- [MATERIAL FOR THIS EXERCISE]:
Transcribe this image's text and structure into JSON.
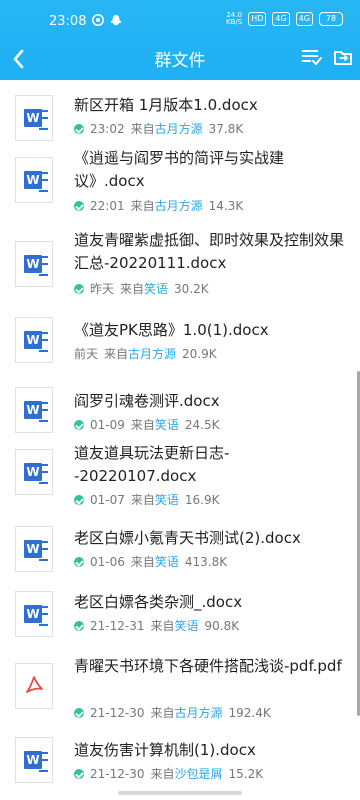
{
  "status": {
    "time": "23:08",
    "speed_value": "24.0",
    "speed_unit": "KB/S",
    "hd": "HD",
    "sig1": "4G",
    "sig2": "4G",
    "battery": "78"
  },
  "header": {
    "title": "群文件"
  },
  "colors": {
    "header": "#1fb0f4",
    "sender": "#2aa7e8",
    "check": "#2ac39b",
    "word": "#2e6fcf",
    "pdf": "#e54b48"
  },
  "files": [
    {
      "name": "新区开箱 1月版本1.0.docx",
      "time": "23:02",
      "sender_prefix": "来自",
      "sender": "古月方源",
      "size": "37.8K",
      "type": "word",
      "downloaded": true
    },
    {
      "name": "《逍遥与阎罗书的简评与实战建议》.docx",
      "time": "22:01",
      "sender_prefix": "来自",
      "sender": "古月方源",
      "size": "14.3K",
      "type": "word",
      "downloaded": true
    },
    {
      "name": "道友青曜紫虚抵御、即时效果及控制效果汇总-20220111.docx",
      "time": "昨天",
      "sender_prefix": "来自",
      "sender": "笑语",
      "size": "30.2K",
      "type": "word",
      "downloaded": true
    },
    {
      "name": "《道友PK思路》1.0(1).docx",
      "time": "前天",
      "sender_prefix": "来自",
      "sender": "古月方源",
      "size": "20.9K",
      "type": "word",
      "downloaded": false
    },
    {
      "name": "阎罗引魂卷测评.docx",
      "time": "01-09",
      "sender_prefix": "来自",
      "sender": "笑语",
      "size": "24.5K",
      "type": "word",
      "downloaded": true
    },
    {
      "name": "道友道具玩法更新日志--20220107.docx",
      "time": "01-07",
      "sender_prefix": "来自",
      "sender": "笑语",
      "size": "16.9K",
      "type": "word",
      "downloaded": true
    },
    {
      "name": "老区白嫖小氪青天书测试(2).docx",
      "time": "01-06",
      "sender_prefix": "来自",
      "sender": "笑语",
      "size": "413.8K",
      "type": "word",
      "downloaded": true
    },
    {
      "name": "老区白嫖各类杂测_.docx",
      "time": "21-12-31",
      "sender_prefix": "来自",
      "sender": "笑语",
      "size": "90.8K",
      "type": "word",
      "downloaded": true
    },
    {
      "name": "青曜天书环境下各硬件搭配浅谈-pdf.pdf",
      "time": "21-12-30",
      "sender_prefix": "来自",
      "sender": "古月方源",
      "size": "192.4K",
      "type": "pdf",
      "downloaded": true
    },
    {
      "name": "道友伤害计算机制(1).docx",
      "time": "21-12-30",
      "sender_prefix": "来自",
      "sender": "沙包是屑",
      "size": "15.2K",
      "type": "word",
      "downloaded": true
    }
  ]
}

- [GIVEN EXERCISE]:
In the listing above, find each line with the word "time" and copy it.

- [SOLUTION]:
    "time": "23:08",
      "time": "23:02",
      "time": "22:01",
      "time": "昨天",
      "time": "前天",
      "time": "01-09",
      "time": "01-07",
      "time": "01-06",
      "time": "21-12-31",
      "time": "21-12-30",
      "time": "21-12-30",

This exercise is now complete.